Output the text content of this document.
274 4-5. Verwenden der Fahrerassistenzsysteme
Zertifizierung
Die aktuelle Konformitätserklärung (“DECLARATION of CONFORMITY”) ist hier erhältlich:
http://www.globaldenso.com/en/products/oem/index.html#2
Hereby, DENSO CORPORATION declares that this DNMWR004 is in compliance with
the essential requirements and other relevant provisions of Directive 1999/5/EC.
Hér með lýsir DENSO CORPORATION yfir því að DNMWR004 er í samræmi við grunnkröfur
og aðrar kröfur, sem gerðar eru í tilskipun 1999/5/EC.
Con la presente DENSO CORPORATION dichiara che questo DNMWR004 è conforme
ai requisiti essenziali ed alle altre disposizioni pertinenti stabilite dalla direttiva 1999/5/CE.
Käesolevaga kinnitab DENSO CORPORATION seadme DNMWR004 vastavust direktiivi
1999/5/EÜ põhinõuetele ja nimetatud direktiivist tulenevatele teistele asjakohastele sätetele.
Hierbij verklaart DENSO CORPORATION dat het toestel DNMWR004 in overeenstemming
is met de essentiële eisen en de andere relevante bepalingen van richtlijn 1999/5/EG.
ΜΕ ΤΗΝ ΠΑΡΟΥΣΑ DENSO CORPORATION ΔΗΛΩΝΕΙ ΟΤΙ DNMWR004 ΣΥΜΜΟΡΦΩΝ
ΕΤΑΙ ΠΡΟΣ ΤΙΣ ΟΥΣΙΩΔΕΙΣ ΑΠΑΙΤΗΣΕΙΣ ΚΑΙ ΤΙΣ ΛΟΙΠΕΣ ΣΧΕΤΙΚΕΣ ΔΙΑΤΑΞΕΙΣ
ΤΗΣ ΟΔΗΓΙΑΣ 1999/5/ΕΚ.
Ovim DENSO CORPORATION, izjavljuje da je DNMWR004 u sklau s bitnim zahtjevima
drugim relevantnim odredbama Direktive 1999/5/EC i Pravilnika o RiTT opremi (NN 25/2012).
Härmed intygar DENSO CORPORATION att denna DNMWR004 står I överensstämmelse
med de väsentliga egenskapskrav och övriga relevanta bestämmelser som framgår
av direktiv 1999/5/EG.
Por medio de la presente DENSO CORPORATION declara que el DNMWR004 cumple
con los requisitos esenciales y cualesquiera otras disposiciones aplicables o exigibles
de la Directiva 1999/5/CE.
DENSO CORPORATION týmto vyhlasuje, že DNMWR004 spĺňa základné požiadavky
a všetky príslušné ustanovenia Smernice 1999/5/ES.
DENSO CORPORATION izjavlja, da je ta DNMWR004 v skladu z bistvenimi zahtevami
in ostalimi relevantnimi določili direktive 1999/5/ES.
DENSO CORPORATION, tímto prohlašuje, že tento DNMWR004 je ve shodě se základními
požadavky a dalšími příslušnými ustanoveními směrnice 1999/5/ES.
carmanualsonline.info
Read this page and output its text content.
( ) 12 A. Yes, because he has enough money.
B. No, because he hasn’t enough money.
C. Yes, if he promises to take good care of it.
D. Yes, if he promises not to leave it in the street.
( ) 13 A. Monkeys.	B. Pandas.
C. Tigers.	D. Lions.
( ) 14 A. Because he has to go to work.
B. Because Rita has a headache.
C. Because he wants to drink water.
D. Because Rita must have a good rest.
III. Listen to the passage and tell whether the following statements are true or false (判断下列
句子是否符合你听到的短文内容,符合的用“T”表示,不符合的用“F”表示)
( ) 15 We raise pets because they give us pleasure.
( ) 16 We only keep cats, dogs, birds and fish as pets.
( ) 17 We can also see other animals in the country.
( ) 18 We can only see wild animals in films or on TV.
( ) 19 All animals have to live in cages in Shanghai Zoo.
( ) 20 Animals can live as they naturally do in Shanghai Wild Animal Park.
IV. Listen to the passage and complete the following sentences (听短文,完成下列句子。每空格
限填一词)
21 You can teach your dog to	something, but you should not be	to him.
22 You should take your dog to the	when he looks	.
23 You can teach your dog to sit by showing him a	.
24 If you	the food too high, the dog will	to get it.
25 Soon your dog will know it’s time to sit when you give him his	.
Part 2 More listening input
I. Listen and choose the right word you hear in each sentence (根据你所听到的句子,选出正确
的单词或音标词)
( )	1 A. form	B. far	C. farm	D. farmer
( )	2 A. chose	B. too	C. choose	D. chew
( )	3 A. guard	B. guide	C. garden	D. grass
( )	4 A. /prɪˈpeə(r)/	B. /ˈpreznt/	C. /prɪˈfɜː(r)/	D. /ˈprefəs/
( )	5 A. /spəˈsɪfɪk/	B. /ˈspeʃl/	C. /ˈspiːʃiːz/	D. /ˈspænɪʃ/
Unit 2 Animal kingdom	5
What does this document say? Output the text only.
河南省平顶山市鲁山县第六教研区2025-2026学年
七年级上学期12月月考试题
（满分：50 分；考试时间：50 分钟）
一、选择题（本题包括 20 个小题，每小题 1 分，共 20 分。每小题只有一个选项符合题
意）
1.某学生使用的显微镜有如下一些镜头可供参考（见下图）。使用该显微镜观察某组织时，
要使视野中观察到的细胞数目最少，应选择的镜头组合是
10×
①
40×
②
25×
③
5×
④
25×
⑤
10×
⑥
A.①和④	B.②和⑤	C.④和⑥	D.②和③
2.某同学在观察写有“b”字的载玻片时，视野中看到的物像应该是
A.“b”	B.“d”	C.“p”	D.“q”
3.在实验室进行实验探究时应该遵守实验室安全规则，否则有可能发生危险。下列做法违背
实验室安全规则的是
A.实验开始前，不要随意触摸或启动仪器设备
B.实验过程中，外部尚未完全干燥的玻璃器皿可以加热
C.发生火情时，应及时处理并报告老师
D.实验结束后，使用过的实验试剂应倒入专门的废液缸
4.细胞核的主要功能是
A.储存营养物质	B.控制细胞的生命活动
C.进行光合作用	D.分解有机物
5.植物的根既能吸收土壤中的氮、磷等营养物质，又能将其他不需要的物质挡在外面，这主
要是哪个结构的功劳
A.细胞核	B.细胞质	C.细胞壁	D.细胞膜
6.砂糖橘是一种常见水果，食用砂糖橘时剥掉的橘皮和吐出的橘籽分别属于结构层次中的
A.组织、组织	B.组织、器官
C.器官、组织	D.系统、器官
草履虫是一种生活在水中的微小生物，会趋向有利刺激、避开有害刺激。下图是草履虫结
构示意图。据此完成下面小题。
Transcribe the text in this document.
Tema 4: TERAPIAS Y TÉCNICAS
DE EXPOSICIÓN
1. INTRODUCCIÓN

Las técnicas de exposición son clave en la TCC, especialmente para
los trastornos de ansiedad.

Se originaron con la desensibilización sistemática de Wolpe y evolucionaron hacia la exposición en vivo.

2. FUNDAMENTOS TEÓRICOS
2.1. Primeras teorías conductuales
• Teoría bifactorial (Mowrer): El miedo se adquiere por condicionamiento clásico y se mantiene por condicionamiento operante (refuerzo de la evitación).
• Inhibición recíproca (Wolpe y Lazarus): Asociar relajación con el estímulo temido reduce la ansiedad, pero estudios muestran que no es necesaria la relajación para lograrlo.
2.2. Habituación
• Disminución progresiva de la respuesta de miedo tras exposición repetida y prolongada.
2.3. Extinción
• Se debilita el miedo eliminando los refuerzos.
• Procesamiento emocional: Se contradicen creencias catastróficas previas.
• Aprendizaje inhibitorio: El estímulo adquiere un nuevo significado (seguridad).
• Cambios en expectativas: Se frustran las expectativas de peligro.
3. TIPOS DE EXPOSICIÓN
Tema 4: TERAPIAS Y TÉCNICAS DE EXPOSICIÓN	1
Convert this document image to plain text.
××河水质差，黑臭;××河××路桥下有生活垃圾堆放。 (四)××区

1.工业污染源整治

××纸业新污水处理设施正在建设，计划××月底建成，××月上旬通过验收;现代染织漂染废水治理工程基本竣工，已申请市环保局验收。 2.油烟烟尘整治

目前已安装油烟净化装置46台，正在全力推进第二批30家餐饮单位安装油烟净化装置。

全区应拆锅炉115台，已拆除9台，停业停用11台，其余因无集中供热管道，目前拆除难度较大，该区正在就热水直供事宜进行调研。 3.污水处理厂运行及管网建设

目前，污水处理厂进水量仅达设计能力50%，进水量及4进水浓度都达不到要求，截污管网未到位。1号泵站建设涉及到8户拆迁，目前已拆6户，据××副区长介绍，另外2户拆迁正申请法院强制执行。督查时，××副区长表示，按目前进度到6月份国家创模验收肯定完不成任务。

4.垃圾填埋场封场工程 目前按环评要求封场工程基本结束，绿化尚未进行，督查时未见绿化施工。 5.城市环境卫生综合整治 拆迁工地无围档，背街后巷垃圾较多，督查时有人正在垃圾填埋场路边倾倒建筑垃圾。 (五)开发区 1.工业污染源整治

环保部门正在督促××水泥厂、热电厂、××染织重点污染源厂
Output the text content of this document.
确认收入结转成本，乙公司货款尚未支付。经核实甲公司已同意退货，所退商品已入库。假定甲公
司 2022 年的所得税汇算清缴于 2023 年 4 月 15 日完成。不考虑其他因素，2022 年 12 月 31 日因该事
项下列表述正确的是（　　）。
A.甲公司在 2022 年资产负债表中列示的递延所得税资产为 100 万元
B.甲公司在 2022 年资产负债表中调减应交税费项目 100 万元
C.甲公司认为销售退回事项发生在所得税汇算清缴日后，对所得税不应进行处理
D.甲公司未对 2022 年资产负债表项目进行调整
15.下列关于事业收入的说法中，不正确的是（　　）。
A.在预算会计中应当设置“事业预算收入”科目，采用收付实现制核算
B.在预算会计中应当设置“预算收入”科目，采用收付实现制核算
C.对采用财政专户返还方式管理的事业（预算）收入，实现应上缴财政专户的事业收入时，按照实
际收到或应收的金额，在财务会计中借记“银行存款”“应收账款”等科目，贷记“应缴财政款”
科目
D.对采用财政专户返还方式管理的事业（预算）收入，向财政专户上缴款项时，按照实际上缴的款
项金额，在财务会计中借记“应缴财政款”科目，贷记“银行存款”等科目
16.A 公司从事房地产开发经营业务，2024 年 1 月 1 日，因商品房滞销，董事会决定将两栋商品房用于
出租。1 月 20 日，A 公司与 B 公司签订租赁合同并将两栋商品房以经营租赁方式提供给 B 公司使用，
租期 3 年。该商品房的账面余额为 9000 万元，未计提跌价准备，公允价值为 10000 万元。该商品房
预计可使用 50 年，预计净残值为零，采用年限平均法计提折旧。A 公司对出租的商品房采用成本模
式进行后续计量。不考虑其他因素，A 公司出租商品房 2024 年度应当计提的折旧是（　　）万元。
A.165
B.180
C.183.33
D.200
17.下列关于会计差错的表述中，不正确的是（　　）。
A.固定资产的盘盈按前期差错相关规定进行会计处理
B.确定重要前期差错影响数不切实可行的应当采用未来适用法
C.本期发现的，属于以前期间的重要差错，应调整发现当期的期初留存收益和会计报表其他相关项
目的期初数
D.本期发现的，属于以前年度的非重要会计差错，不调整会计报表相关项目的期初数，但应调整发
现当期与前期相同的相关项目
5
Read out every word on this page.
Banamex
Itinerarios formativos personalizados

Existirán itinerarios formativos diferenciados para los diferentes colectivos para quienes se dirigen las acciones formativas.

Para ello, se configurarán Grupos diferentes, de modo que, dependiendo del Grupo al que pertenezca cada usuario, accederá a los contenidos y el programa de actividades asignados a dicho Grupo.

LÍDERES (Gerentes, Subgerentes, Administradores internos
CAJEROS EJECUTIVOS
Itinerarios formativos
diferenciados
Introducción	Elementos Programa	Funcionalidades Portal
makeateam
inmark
··········
> **YOUR INSTRUCTIONS**:
Lines containing the string "pets" are to be selected and copied.

> **EXERCISE SOLUTION**:
( ) 15 We raise pets because they give us pleasure.
( ) 16 We only keep cats, dogs, birds and fish as pets.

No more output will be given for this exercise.